Exercise details :: Find the lines holding the word "plan" and collect them.

Provided information ::
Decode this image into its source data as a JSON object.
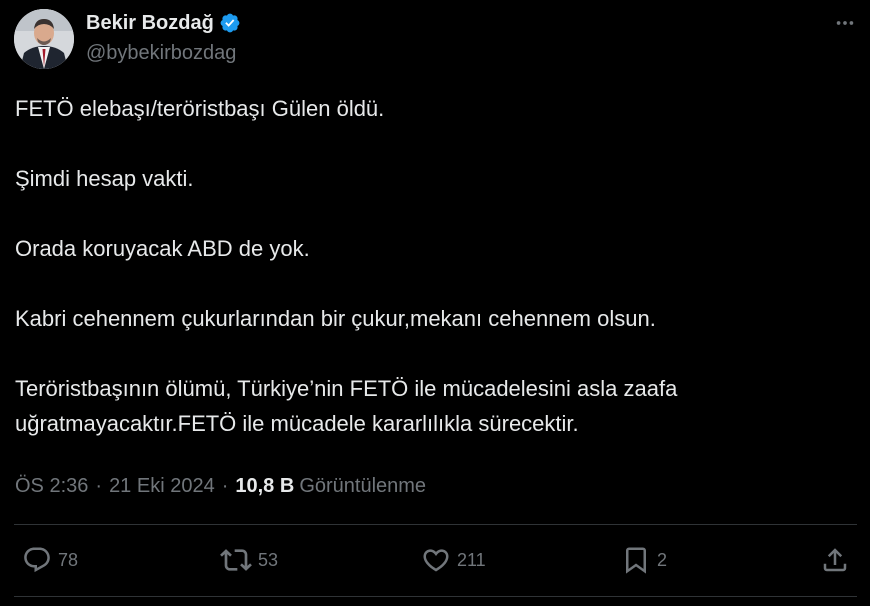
{
  "author": {
    "display_name": "Bekir Bozdağ",
    "handle": "@bybekirbozdag",
    "verified_icon": "verified-badge-icon",
    "accent_color": "#1d9bf0"
  },
  "tweet": {
    "paragraphs": [
      "FETÖ elebaşı/teröristbaşı Gülen öldü.",
      "Şimdi hesap vakti.",
      "Orada koruyacak ABD de yok.",
      "Kabri cehennem çukurlarından bir çukur,mekanı cehennem olsun.",
      "Teröristbaşının ölümü, Türkiye’nin FETÖ ile mücadelesini asla zaafa",
      "uğratmayacaktır.FETÖ ile mücadele kararlılıkla sürecektir."
    ]
  },
  "meta": {
    "time": "ÖS 2:36",
    "separator": "·",
    "date": "21 Eki 2024",
    "views_count": "10,8 B",
    "views_label": "Görüntülenme"
  },
  "actions": {
    "reply_count": "78",
    "retweet_count": "53",
    "like_count": "211",
    "bookmark_count": "2"
  },
  "colors": {
    "background": "#000000",
    "text_primary": "#e7e9ea",
    "text_secondary": "#71767b",
    "divider": "#2f3336"
  }
}
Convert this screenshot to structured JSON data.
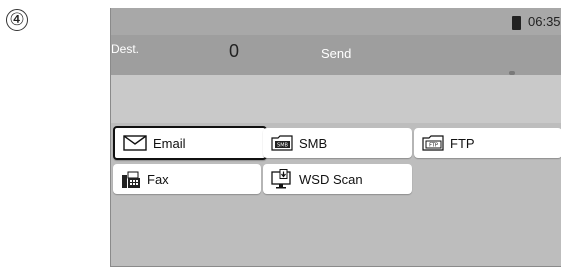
{
  "step_number": "④",
  "status_bar": {
    "time": "06:35"
  },
  "destination_bar": {
    "dest_label": "Dest.",
    "dest_count": "0",
    "send_label": "Send"
  },
  "buttons": [
    {
      "label": "Email",
      "icon": "envelope-icon",
      "selected": true
    },
    {
      "label": "SMB",
      "icon": "smb-folder-icon",
      "selected": false
    },
    {
      "label": "FTP",
      "icon": "ftp-folder-icon",
      "selected": false
    },
    {
      "label": "Fax",
      "icon": "fax-icon",
      "selected": false
    },
    {
      "label": "WSD Scan",
      "icon": "wsd-scan-icon",
      "selected": false
    }
  ],
  "colors": {
    "selected_border": "#111111",
    "panel_background": "#bdbdbd",
    "button_background": "#ffffff"
  }
}
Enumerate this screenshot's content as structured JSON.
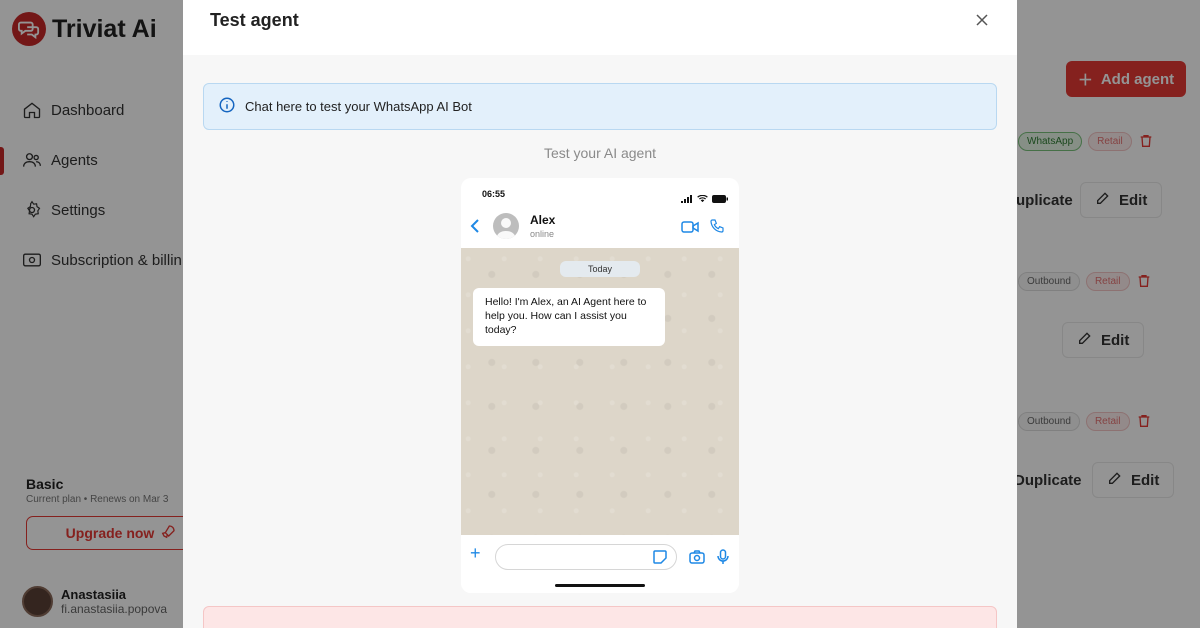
{
  "app": {
    "brand": "Triviat Ai",
    "accent": "#c62828",
    "nav": [
      {
        "label": "Dashboard",
        "icon": "home-icon"
      },
      {
        "label": "Agents",
        "icon": "users-icon",
        "active": true
      },
      {
        "label": "Settings",
        "icon": "gear-icon"
      },
      {
        "label": "Subscription & billin",
        "icon": "billing-icon"
      }
    ],
    "plan": {
      "name": "Basic",
      "subtitle": "Current plan • Renews on Mar 3",
      "upgrade_label": "Upgrade now"
    },
    "user": {
      "name": "Anastasiia",
      "email": "fi.anastasiia.popova"
    },
    "add_agent_label": "Add agent",
    "rows": [
      {
        "channel": "WhatsApp",
        "industry": "Retail",
        "actions": [
          "uplicate",
          "Edit"
        ]
      },
      {
        "channel": "Outbound",
        "industry": "Retail",
        "actions": [
          "Edit"
        ]
      },
      {
        "channel": "Outbound",
        "industry": "Retail",
        "actions": [
          "Duplicate",
          "Edit"
        ]
      }
    ]
  },
  "modal": {
    "title": "Test agent",
    "info_text": "Chat here to test your WhatsApp AI Bot",
    "subtitle": "Test your AI agent",
    "phone": {
      "time": "06:55",
      "contact_name": "Alex",
      "contact_status": "online",
      "date_chip": "Today",
      "message": "Hello! I'm Alex, an AI Agent here to help you. How can I assist you today?"
    }
  }
}
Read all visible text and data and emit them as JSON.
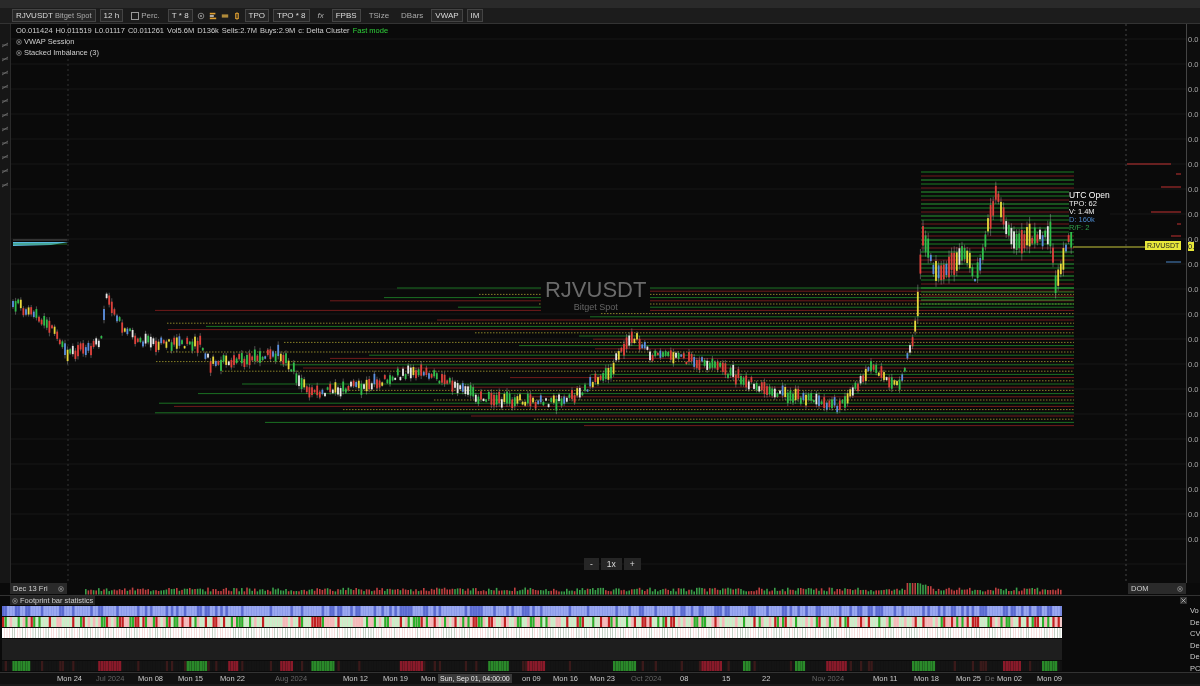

Task result ::
    "plan": {
      "subtitle": "Current plan • Renews on Mar 3",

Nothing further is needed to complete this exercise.